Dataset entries
::::::

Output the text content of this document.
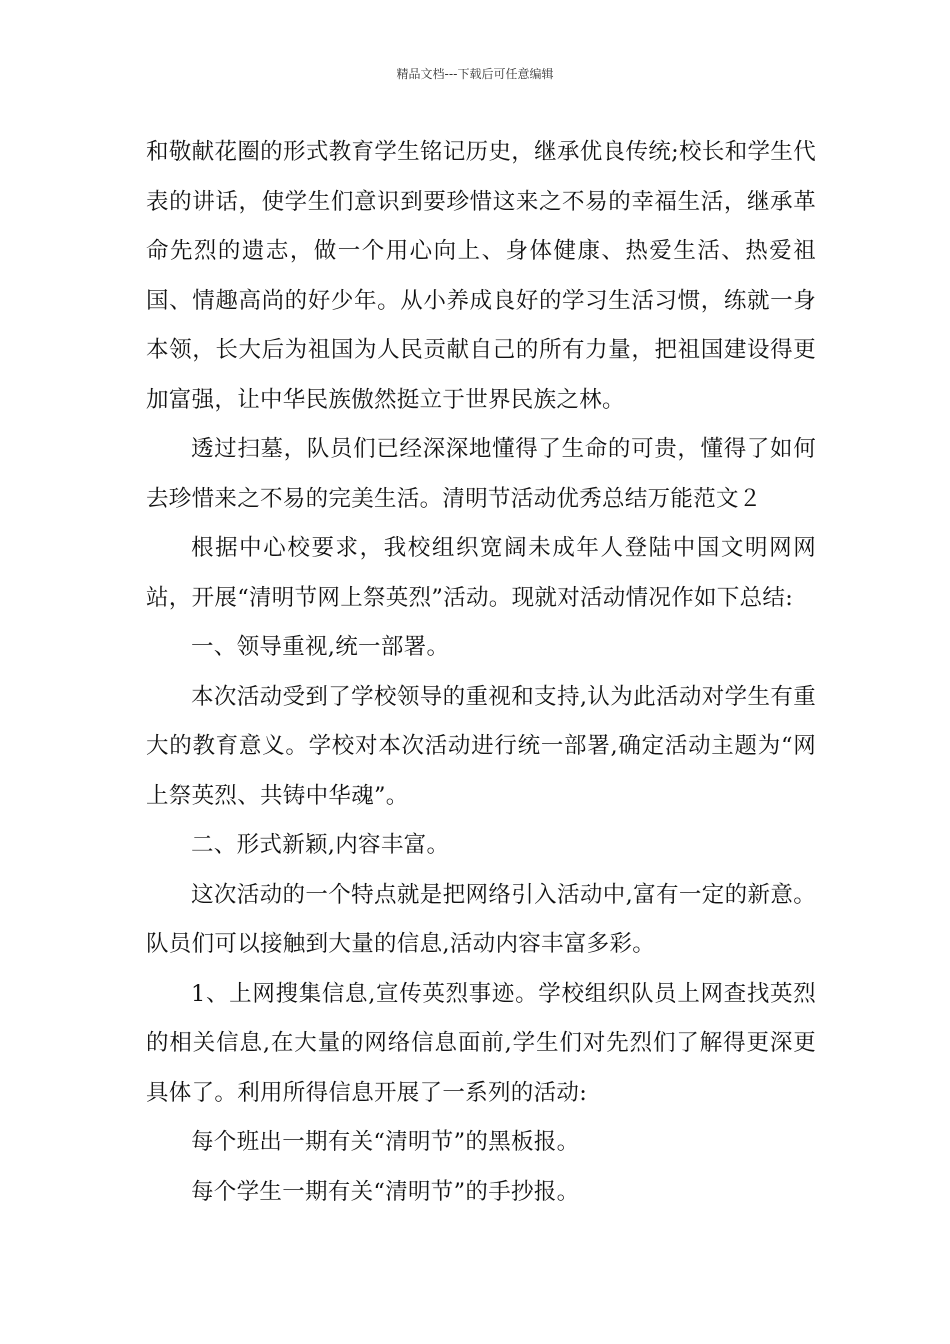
精品文档---下载后可任意编辑

和敬献花圈的形式教育学生铭记历史，继承优良传统;校长和学生代表的讲话，使学生们意识到要珍惜这来之不易的幸福生活，继承革命先烈的遗志，做一个用心向上、身体健康、热爱生活、热爱祖国、情趣高尚的好少年。从小养成良好的学习生活习惯，练就一身本领，长大后为祖国为人民贡献自己的所有力量，把祖国建设得更加富强，让中华民族傲然挺立于世界民族之林。

透过扫墓，队员们已经深深地懂得了生命的可贵，懂得了如何去珍惜来之不易的完美生活。清明节活动优秀总结万能范文２

根据中心校要求，我校组织宽阔未成年人登陆中国文明网网站，开展“清明节网上祭英烈”活动。现就对活动情况作如下总结:

一、领导重视,统一部署。

本次活动受到了学校领导的重视和支持,认为此活动对学生有重大的教育意义。学校对本次活动进行统一部署,确定活动主题为“网上祭英烈、共铸中华魂”。

二、形式新颖,内容丰富。

这次活动的一个特点就是把网络引入活动中,富有一定的新意。队员们可以接触到大量的信息,活动内容丰富多彩。

1、上网搜集信息,宣传英烈事迹。学校组织队员上网查找英烈的相关信息,在大量的网络信息面前,学生们对先烈们了解得更深更具体了。利用所得信息开展了一系列的活动:

每个班出一期有关“清明节”的黑板报。

每个学生一期有关“清明节”的手抄报。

::::::

# Request
Write out all the records again, exactly, minus any pictures.

# The completed task
Output the text content of this document.
精品文档---下载后可任意编辑

和敬献花圈的形式教育学生铭记历史，继承优良传统;校长和学生代表的讲话，使学生们意识到要珍惜这来之不易的幸福生活，继承革命先烈的遗志，做一个用心向上、身体健康、热爱生活、热爱祖国、情趣高尚的好少年。从小养成良好的学习生活习惯，练就一身本领，长大后为祖国为人民贡献自己的所有力量，把祖国建设得更加富强，让中华民族傲然挺立于世界民族之林。

透过扫墓，队员们已经深深地懂得了生命的可贵，懂得了如何去珍惜来之不易的完美生活。清明节活动优秀总结万能范文２

根据中心校要求，我校组织宽阔未成年人登陆中国文明网网站，开展“清明节网上祭英烈”活动。现就对活动情况作如下总结:

一、领导重视,统一部署。

本次活动受到了学校领导的重视和支持,认为此活动对学生有重大的教育意义。学校对本次活动进行统一部署,确定活动主题为“网上祭英烈、共铸中华魂”。

二、形式新颖,内容丰富。

这次活动的一个特点就是把网络引入活动中,富有一定的新意。队员们可以接触到大量的信息,活动内容丰富多彩。

1、上网搜集信息,宣传英烈事迹。学校组织队员上网查找英烈的相关信息,在大量的网络信息面前,学生们对先烈们了解得更深更具体了。利用所得信息开展了一系列的活动:

每个班出一期有关“清明节”的黑板报。

每个学生一期有关“清明节”的手抄报。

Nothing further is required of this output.